#### Instruction:
Return all the lines of the rows below word for word, leaving out the pictures.

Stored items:
::::
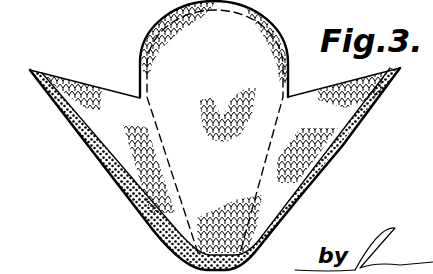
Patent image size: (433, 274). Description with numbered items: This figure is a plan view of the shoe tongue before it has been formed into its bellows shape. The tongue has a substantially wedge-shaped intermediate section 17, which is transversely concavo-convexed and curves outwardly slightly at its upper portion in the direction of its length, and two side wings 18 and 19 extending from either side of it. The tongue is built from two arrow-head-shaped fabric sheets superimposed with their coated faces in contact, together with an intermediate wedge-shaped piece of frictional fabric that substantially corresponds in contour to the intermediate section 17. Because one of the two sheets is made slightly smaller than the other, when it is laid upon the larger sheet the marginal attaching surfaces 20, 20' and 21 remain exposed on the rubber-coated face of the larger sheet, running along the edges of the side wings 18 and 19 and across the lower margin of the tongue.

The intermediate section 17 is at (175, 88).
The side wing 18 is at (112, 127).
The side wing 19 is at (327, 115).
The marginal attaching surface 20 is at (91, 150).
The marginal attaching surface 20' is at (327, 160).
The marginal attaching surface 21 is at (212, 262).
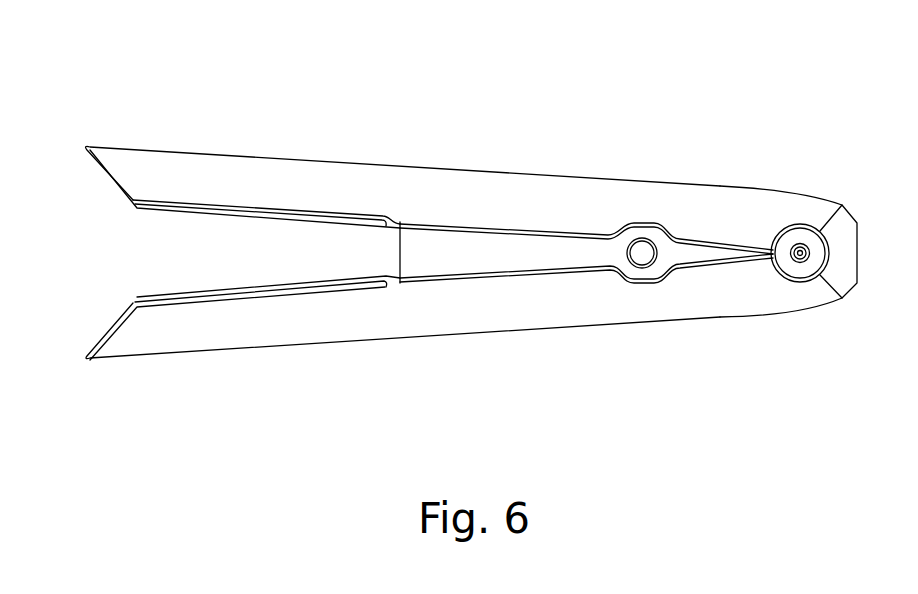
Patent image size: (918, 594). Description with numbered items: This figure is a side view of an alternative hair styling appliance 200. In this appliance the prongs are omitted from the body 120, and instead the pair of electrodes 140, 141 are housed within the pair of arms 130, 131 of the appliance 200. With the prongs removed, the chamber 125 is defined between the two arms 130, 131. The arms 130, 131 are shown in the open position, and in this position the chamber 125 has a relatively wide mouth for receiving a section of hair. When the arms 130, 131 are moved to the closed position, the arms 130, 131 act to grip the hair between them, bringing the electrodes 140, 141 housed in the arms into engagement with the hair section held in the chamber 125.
::::
#### Result of this task:
Patent image size: (433, 274). Description with numbered items: This figure is a plan view of the shoe tongue before it has been formed into its bellows shape. The tongue has a substantially wedge-shaped intermediate section 17, which is transversely concavo-convexed and curves outwardly slightly at its upper portion in the direction of its length, and two side wings 18 and 19 extending from either side of it. The tongue is built from two arrow-head-shaped fabric sheets superimposed with their coated faces in contact, together with an intermediate wedge-shaped piece of frictional fabric that substantially corresponds in contour to the intermediate section 17. Because one of the two sheets is made slightly smaller than the other, when it is laid upon the larger sheet the marginal attaching surfaces 20, 20' and 21 remain exposed on the rubber-coated face of the larger sheet, running along the edges of the side wings 18 and 19 and across the lower margin of the tongue.

The intermediate section 17 is at (175, 88).
The side wing 18 is at (112, 127).
The side wing 19 is at (327, 115).
The marginal attaching surface 20 is at (91, 150).
The marginal attaching surface 20' is at (327, 160).
The marginal attaching surface 21 is at (212, 262).
Patent image size: (918, 594). Description with numbered items: This figure is a side view of an alternative hair styling appliance 200. In this appliance the prongs are omitted from the body 120, and instead the pair of electrodes 140, 141 are housed within the pair of arms 130, 131 of the appliance 200. With the prongs removed, the chamber 125 is defined between the two arms 130, 131. The arms 130, 131 are shown in the open position, and in this position the chamber 125 has a relatively wide mouth for receiving a section of hair. When the arms 130, 131 are moved to the closed position, the arms 130, 131 act to grip the hair between them, bringing the electrodes 140, 141 housed in the arms into engagement with the hair section held in the chamber 125.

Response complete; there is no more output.